Your objective:
Pictures do not belong in your copy. Repeat all the other data exactly.

++++ Information given ++++

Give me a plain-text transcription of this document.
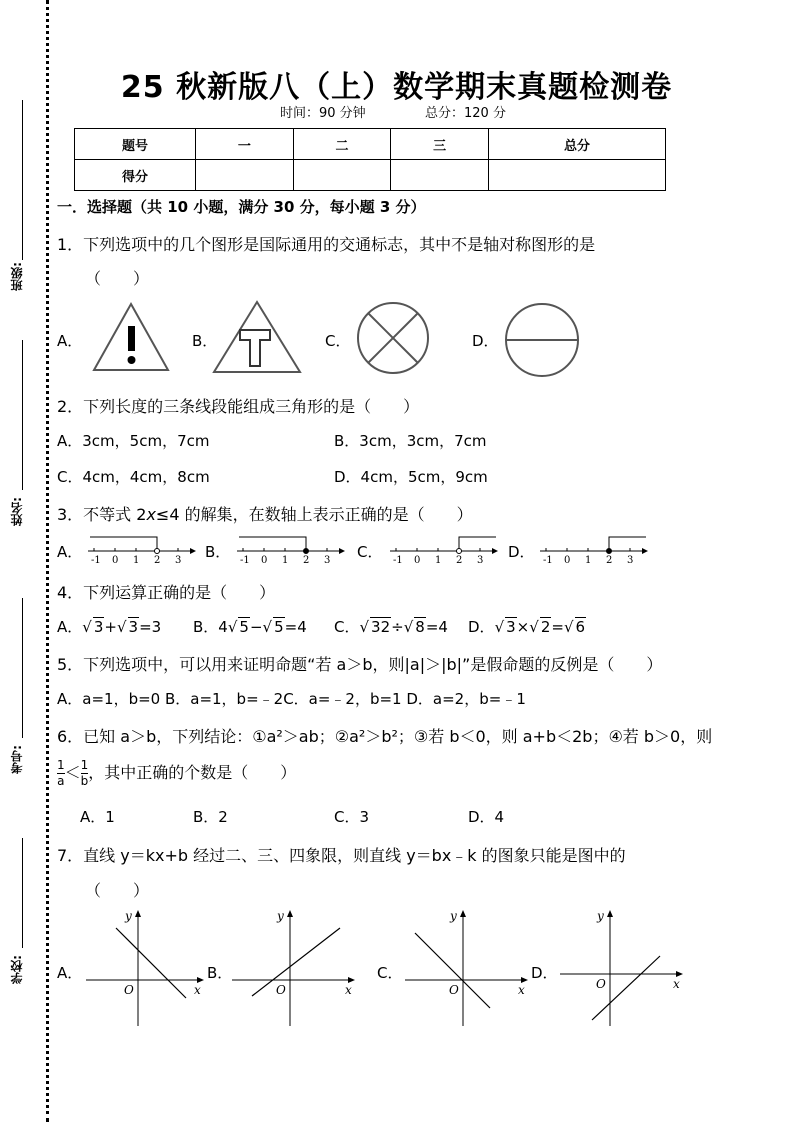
班级:
姓名:
考号:
学校:
25 秋新版八（上）数学期末真题检测卷
时间：90 分钟	总分：120 分
题号	一	二	三	总分
得分				
一．选择题（共 10 小题，满分 30 分，每小题 3 分）
1．下列选项中的几个图形是国际通用的交通标志，其中不是轴对称图形的是
（　　）
A．	B．	C．	D．
2．下列长度的三条线段能组成三角形的是（　　）
A．3cm，5cm，7cm	B．3cm，3cm，7cm
C．4cm，4cm，8cm	D．4cm，5cm，9cm
3．不等式 2x≤4 的解集，在数轴上表示正确的是（　　）
A．	B．	C．	D．
-1 0 1 2 3	-1 0 1 2 3	-1 0 1 2 3	-1 0 1 2 3
4．下列运算正确的是（　　）
A．√ 3+√ 3=3 B．4√ 5−√ 5=4 C．√ 32÷√ 8=4 D．√ 3×√ 2=√ 6
5．下列选项中，可以用来证明命题“若 a＞b，则|a|＞|b|”是假命题的反例是（　　）
A．a=1，b=0 B．a=1，b=﹣2C．a=﹣2，b=1 D．a=2，b=﹣1
6．已知 a＞b，下列结论：①a²＞ab；②a²＞b²；③若 b＜0，则 a+b＜2b；④若 b＞0，则
$\frac{1}{a} < \frac{1}{b}$ ，其中正确的个数是（　　）
A．1	B．2	C．3	D．4
7．直线 y＝kx+b 经过二、三、四象限，则直线 y＝bx﹣k 的图象只能是图中的
（　　）
A．	B．	C．	D．
y
x
O
y
x
O
y
x
O
y
x
O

++++

Answer to the exercise:
Give me a plain-text transcription of this document.
班级:
姓名:
考号:
学校:
25 秋新版八（上）数学期末真题检测卷
时间：90 分钟	总分：120 分
题号	一	二	三	总分
得分				
一．选择题（共 10 小题，满分 30 分，每小题 3 分）
1．下列选项中的几个图形是国际通用的交通标志，其中不是轴对称图形的是
（　　）
A．	B．	C．	D．
2．下列长度的三条线段能组成三角形的是（　　）
A．3cm，5cm，7cm	B．3cm，3cm，7cm
C．4cm，4cm，8cm	D．4cm，5cm，9cm
3．不等式 2x≤4 的解集，在数轴上表示正确的是（　　）
A．	B．	C．	D．
-1 0 1 2 3	-1 0 1 2 3	-1 0 1 2 3	-1 0 1 2 3
4．下列运算正确的是（　　）
A．√ 3+√ 3=3 B．4√ 5−√ 5=4 C．√ 32÷√ 8=4 D．√ 3×√ 2=√ 6
5．下列选项中，可以用来证明命题“若 a＞b，则|a|＞|b|”是假命题的反例是（　　）
A．a=1，b=0 B．a=1，b=﹣2C．a=﹣2，b=1 D．a=2，b=﹣1
6．已知 a＞b，下列结论：①a²＞ab；②a²＞b²；③若 b＜0，则 a+b＜2b；④若 b＞0，则
$\frac{1}{a} < \frac{1}{b}$ ，其中正确的个数是（　　）
A．1	B．2	C．3	D．4
7．直线 y＝kx+b 经过二、三、四象限，则直线 y＝bx﹣k 的图象只能是图中的
（　　）
A．	B．	C．	D．
y
x
O
y
x
O
y
x
O
y
x
O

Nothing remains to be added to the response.